■ What needs to be done
In the records that follow, locate every line with "JSON" and extract it.
--- start Data section ---
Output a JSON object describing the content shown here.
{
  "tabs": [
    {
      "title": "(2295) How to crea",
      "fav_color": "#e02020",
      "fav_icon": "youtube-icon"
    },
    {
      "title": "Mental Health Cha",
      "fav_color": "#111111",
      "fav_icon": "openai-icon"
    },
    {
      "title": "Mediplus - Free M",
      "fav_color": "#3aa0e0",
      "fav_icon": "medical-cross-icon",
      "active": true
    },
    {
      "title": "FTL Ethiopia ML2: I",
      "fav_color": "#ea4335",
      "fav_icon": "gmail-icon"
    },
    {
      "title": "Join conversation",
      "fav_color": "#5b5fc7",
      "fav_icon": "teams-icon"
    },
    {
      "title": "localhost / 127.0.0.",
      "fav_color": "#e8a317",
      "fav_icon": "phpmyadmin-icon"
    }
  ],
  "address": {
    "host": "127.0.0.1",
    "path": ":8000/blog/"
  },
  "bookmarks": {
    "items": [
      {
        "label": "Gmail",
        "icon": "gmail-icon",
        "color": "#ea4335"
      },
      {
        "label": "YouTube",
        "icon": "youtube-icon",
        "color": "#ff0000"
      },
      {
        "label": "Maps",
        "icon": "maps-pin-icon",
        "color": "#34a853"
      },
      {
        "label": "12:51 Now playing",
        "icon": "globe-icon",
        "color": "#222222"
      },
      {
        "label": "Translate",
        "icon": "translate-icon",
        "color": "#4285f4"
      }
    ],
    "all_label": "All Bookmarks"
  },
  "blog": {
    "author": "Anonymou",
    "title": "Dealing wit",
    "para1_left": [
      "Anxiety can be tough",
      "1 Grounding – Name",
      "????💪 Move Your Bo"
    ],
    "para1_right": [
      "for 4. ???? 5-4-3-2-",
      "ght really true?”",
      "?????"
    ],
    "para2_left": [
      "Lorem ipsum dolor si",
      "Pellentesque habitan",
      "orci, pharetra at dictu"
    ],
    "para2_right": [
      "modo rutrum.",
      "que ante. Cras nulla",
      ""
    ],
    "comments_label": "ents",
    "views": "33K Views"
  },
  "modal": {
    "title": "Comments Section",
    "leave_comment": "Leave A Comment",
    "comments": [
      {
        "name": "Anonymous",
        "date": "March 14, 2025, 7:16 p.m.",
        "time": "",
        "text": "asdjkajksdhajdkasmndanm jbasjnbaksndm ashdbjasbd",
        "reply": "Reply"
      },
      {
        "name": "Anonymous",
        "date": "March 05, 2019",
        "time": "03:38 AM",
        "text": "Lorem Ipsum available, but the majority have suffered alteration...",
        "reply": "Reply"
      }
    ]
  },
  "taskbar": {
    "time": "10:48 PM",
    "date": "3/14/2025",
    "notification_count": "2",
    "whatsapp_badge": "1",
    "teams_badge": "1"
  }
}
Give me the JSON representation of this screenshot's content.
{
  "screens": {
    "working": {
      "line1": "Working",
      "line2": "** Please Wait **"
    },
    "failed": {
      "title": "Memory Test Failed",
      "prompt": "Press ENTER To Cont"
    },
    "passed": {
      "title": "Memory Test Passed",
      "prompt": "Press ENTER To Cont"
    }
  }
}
--- end Data section ---
■ Written answer
Output a JSON object describing the content shown here.
Give me the JSON representation of this screenshot's content.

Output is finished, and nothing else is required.